[Stated exercise] Type every record exactly as it appears.
━━━━━ Dataset records
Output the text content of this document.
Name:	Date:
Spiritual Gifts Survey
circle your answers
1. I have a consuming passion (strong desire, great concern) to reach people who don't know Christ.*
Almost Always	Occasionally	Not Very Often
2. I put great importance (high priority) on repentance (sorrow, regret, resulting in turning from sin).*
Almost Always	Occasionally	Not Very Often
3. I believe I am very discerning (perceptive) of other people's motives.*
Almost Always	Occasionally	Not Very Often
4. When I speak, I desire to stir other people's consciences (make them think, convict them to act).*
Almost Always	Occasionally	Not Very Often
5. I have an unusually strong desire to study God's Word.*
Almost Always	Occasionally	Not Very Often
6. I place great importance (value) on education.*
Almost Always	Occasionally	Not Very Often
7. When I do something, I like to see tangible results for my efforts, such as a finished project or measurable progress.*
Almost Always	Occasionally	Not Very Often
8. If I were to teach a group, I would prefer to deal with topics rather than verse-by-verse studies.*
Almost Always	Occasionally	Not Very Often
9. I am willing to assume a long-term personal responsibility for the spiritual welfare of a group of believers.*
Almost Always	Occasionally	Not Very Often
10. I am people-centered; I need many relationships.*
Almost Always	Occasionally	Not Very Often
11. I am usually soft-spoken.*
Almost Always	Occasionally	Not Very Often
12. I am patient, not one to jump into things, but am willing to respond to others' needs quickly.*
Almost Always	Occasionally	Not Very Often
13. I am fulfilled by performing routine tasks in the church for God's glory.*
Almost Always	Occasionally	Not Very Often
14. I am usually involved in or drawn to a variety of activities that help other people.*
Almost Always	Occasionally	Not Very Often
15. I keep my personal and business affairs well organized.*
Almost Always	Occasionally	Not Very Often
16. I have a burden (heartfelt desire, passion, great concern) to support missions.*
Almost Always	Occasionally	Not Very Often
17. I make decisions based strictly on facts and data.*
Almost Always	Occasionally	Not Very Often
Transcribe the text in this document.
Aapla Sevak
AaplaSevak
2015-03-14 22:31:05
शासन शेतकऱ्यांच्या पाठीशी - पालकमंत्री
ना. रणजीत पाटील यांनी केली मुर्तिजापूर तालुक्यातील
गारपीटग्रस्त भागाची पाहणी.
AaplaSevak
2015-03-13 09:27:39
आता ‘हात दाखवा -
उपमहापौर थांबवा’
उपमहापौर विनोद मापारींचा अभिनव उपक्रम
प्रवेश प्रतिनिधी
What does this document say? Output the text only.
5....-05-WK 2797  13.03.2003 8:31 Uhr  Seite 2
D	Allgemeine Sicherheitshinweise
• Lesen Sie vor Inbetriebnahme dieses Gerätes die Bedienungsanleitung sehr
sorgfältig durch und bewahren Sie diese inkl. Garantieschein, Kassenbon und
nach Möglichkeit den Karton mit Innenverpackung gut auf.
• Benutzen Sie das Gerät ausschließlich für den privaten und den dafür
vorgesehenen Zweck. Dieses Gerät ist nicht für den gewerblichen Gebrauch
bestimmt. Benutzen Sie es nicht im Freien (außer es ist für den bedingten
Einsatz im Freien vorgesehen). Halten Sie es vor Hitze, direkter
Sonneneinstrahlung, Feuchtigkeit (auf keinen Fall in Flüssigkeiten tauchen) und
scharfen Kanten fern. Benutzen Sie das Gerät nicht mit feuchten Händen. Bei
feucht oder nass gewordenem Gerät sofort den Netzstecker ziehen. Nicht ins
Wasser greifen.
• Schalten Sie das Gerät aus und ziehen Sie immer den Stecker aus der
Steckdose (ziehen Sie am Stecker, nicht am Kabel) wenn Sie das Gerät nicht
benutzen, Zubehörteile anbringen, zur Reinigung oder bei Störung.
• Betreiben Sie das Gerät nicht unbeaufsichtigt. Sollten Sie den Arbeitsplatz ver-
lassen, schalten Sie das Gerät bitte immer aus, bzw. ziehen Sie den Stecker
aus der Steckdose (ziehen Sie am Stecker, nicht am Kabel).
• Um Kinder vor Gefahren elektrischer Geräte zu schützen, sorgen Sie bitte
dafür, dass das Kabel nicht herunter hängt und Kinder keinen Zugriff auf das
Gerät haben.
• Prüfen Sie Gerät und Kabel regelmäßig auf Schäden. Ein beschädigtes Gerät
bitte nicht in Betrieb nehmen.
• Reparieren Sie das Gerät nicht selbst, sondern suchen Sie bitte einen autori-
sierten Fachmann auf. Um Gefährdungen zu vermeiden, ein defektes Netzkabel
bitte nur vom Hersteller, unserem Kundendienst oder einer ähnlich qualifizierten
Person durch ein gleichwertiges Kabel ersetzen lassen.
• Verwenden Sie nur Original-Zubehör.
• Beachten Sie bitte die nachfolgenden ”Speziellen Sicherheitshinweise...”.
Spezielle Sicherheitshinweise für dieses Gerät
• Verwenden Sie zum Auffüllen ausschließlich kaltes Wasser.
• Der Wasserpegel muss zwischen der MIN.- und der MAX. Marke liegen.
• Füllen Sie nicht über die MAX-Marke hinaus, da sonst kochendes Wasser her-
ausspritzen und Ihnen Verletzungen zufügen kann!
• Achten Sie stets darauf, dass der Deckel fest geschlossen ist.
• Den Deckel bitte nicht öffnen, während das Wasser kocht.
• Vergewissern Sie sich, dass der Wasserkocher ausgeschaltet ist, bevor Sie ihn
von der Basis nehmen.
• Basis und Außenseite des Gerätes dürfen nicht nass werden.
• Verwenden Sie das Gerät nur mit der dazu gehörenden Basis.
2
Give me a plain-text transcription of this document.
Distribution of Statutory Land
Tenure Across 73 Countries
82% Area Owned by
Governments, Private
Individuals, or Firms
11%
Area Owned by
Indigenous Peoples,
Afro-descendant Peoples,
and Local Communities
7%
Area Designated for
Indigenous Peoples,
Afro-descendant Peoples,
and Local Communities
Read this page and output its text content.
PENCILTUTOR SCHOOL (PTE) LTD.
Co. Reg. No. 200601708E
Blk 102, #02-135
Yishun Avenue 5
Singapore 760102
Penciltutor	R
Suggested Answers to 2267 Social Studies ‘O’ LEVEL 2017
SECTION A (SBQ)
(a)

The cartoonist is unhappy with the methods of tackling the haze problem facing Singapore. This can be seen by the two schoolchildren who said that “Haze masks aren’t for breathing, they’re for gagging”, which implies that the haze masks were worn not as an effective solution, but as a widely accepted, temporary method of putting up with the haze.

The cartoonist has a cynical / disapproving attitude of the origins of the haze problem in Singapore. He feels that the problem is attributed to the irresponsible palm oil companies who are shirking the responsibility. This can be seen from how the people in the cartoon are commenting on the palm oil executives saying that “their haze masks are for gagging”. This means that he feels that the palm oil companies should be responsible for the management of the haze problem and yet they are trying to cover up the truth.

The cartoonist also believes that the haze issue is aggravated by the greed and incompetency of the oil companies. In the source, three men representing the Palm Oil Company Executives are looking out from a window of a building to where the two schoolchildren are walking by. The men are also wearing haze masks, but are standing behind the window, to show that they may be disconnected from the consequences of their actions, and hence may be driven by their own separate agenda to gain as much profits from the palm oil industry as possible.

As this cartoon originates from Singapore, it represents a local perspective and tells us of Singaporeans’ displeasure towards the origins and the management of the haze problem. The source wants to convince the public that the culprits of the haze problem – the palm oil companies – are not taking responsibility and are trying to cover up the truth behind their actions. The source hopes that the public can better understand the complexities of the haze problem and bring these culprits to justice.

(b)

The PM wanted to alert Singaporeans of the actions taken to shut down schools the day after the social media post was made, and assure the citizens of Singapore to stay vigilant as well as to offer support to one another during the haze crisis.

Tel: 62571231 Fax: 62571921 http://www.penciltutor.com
━━━━━━━━━━
[Response to this task]
Output the text content of this document.
Name:	Date:
Spiritual Gifts Survey
circle your answers
1. I have a consuming passion (strong desire, great concern) to reach people who don't know Christ.*
Almost Always	Occasionally	Not Very Often
2. I put great importance (high priority) on repentance (sorrow, regret, resulting in turning from sin).*
Almost Always	Occasionally	Not Very Often
3. I believe I am very discerning (perceptive) of other people's motives.*
Almost Always	Occasionally	Not Very Often
4. When I speak, I desire to stir other people's consciences (make them think, convict them to act).*
Almost Always	Occasionally	Not Very Often
5. I have an unusually strong desire to study God's Word.*
Almost Always	Occasionally	Not Very Often
6. I place great importance (value) on education.*
Almost Always	Occasionally	Not Very Often
7. When I do something, I like to see tangible results for my efforts, such as a finished project or measurable progress.*
Almost Always	Occasionally	Not Very Often
8. If I were to teach a group, I would prefer to deal with topics rather than verse-by-verse studies.*
Almost Always	Occasionally	Not Very Often
9. I am willing to assume a long-term personal responsibility for the spiritual welfare of a group of believers.*
Almost Always	Occasionally	Not Very Often
10. I am people-centered; I need many relationships.*
Almost Always	Occasionally	Not Very Often
11. I am usually soft-spoken.*
Almost Always	Occasionally	Not Very Often
12. I am patient, not one to jump into things, but am willing to respond to others' needs quickly.*
Almost Always	Occasionally	Not Very Often
13. I am fulfilled by performing routine tasks in the church for God's glory.*
Almost Always	Occasionally	Not Very Often
14. I am usually involved in or drawn to a variety of activities that help other people.*
Almost Always	Occasionally	Not Very Often
15. I keep my personal and business affairs well organized.*
Almost Always	Occasionally	Not Very Often
16. I have a burden (heartfelt desire, passion, great concern) to support missions.*
Almost Always	Occasionally	Not Very Often
17. I make decisions based strictly on facts and data.*
Almost Always	Occasionally	Not Very Often
Transcribe the text in this document.
Aapla Sevak
AaplaSevak
2015-03-14 22:31:05
शासन शेतकऱ्यांच्या पाठीशी - पालकमंत्री
ना. रणजीत पाटील यांनी केली मुर्तिजापूर तालुक्यातील
गारपीटग्रस्त भागाची पाहणी.
AaplaSevak
2015-03-13 09:27:39
आता ‘हात दाखवा -
उपमहापौर थांबवा’
उपमहापौर विनोद मापारींचा अभिनव उपक्रम
प्रवेश प्रतिनिधी
What does this document say? Output the text only.
5....-05-WK 2797  13.03.2003 8:31 Uhr  Seite 2
D	Allgemeine Sicherheitshinweise
• Lesen Sie vor Inbetriebnahme dieses Gerätes die Bedienungsanleitung sehr
sorgfältig durch und bewahren Sie diese inkl. Garantieschein, Kassenbon und
nach Möglichkeit den Karton mit Innenverpackung gut auf.
• Benutzen Sie das Gerät ausschließlich für den privaten und den dafür
vorgesehenen Zweck. Dieses Gerät ist nicht für den gewerblichen Gebrauch
bestimmt. Benutzen Sie es nicht im Freien (außer es ist für den bedingten
Einsatz im Freien vorgesehen). Halten Sie es vor Hitze, direkter
Sonneneinstrahlung, Feuchtigkeit (auf keinen Fall in Flüssigkeiten tauchen) und
scharfen Kanten fern. Benutzen Sie das Gerät nicht mit feuchten Händen. Bei
feucht oder nass gewordenem Gerät sofort den Netzstecker ziehen. Nicht ins
Wasser greifen.
• Schalten Sie das Gerät aus und ziehen Sie immer den Stecker aus der
Steckdose (ziehen Sie am Stecker, nicht am Kabel) wenn Sie das Gerät nicht
benutzen, Zubehörteile anbringen, zur Reinigung oder bei Störung.
• Betreiben Sie das Gerät nicht unbeaufsichtigt. Sollten Sie den Arbeitsplatz ver-
lassen, schalten Sie das Gerät bitte immer aus, bzw. ziehen Sie den Stecker
aus der Steckdose (ziehen Sie am Stecker, nicht am Kabel).
• Um Kinder vor Gefahren elektrischer Geräte zu schützen, sorgen Sie bitte
dafür, dass das Kabel nicht herunter hängt und Kinder keinen Zugriff auf das
Gerät haben.
• Prüfen Sie Gerät und Kabel regelmäßig auf Schäden. Ein beschädigtes Gerät
bitte nicht in Betrieb nehmen.
• Reparieren Sie das Gerät nicht selbst, sondern suchen Sie bitte einen autori-
sierten Fachmann auf. Um Gefährdungen zu vermeiden, ein defektes Netzkabel
bitte nur vom Hersteller, unserem Kundendienst oder einer ähnlich qualifizierten
Person durch ein gleichwertiges Kabel ersetzen lassen.
• Verwenden Sie nur Original-Zubehör.
• Beachten Sie bitte die nachfolgenden ”Speziellen Sicherheitshinweise...”.
Spezielle Sicherheitshinweise für dieses Gerät
• Verwenden Sie zum Auffüllen ausschließlich kaltes Wasser.
• Der Wasserpegel muss zwischen der MIN.- und der MAX. Marke liegen.
• Füllen Sie nicht über die MAX-Marke hinaus, da sonst kochendes Wasser her-
ausspritzen und Ihnen Verletzungen zufügen kann!
• Achten Sie stets darauf, dass der Deckel fest geschlossen ist.
• Den Deckel bitte nicht öffnen, während das Wasser kocht.
• Vergewissern Sie sich, dass der Wasserkocher ausgeschaltet ist, bevor Sie ihn
von der Basis nehmen.
• Basis und Außenseite des Gerätes dürfen nicht nass werden.
• Verwenden Sie das Gerät nur mit der dazu gehörenden Basis.
2
Give me a plain-text transcription of this document.
Distribution of Statutory Land
Tenure Across 73 Countries
82% Area Owned by
Governments, Private
Individuals, or Firms
11%
Area Owned by
Indigenous Peoples,
Afro-descendant Peoples,
and Local Communities
7%
Area Designated for
Indigenous Peoples,
Afro-descendant Peoples,
and Local Communities
Read this page and output its text content.
PENCILTUTOR SCHOOL (PTE) LTD.
Co. Reg. No. 200601708E
Blk 102, #02-135
Yishun Avenue 5
Singapore 760102
Penciltutor	R
Suggested Answers to 2267 Social Studies ‘O’ LEVEL 2017
SECTION A (SBQ)
(a)

The cartoonist is unhappy with the methods of tackling the haze problem facing Singapore. This can be seen by the two schoolchildren who said that “Haze masks aren’t for breathing, they’re for gagging”, which implies that the haze masks were worn not as an effective solution, but as a widely accepted, temporary method of putting up with the haze.

The cartoonist has a cynical / disapproving attitude of the origins of the haze problem in Singapore. He feels that the problem is attributed to the irresponsible palm oil companies who are shirking the responsibility. This can be seen from how the people in the cartoon are commenting on the palm oil executives saying that “their haze masks are for gagging”. This means that he feels that the palm oil companies should be responsible for the management of the haze problem and yet they are trying to cover up the truth.

The cartoonist also believes that the haze issue is aggravated by the greed and incompetency of the oil companies. In the source, three men representing the Palm Oil Company Executives are looking out from a window of a building to where the two schoolchildren are walking by. The men are also wearing haze masks, but are standing behind the window, to show that they may be disconnected from the consequences of their actions, and hence may be driven by their own separate agenda to gain as much profits from the palm oil industry as possible.

As this cartoon originates from Singapore, it represents a local perspective and tells us of Singaporeans’ displeasure towards the origins and the management of the haze problem. The source wants to convince the public that the culprits of the haze problem – the palm oil companies – are not taking responsibility and are trying to cover up the truth behind their actions. The source hopes that the public can better understand the complexities of the haze problem and bring these culprits to justice.

(b)

The PM wanted to alert Singaporeans of the actions taken to shut down schools the day after the social media post was made, and assure the citizens of Singapore to stay vigilant as well as to offer support to one another during the haze crisis.

Tel: 62571231 Fax: 62571921 http://www.penciltutor.com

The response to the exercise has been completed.